# Goal
Omit all pictures, then retype the data exactly as given.

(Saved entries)
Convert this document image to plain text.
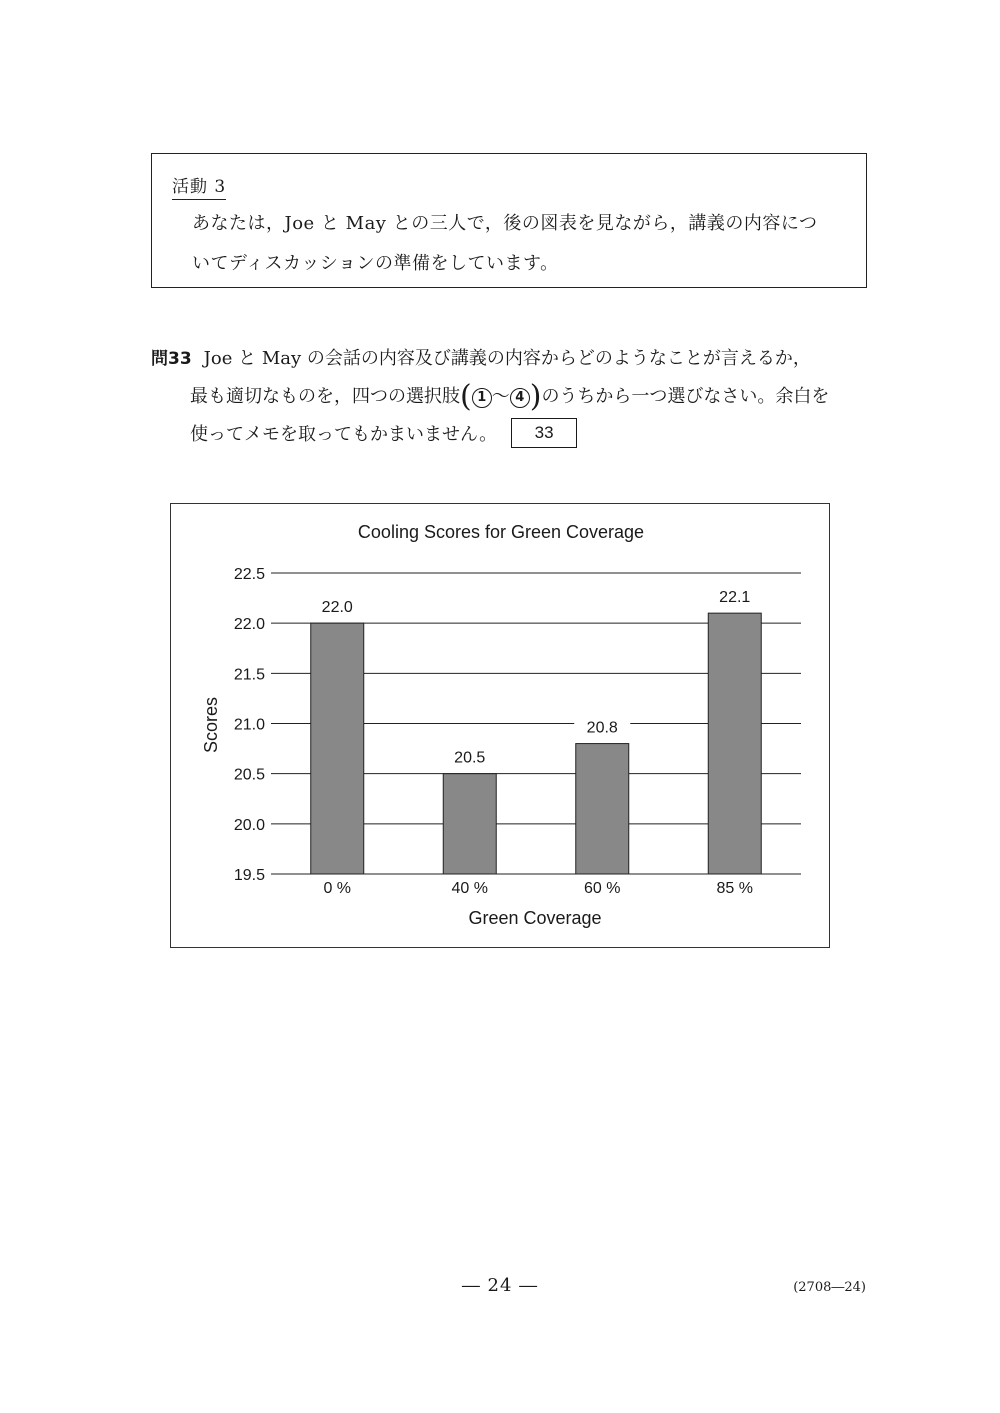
活動 3
あなたは，Joe と May との三人で，後の図表を見ながら，講義の内容につ
いてディスカッションの準備をしています。
問33 Joe と May の会話の内容及び講義の内容からどのようなことが言えるか，
最も適切なものを，四つの選択肢( 1 ～ 4 )のうちから一つ選びなさい。余白を
使ってメモを取ってもかまいません。 33
Cooling Scores for Green Coverage
19.5
20.0
20.5
21.0
21.5
22.0
22.5
22.0
0 %
20.5
40 %
20.8
60 %
22.1
85 %
Green Coverage
Scores
― 24 ―	(2708―24)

# The reply
Convert this document image to plain text.
活動 3
あなたは，Joe と May との三人で，後の図表を見ながら，講義の内容につ
いてディスカッションの準備をしています。
問33 Joe と May の会話の内容及び講義の内容からどのようなことが言えるか，
最も適切なものを，四つの選択肢( 1 ～ 4 )のうちから一つ選びなさい。余白を
使ってメモを取ってもかまいません。 33
Cooling Scores for Green Coverage
19.5
20.0
20.5
21.0
21.5
22.0
22.5
22.0
0 %
20.5
40 %
20.8
60 %
22.1
85 %
Green Coverage
Scores
― 24 ―	(2708―24)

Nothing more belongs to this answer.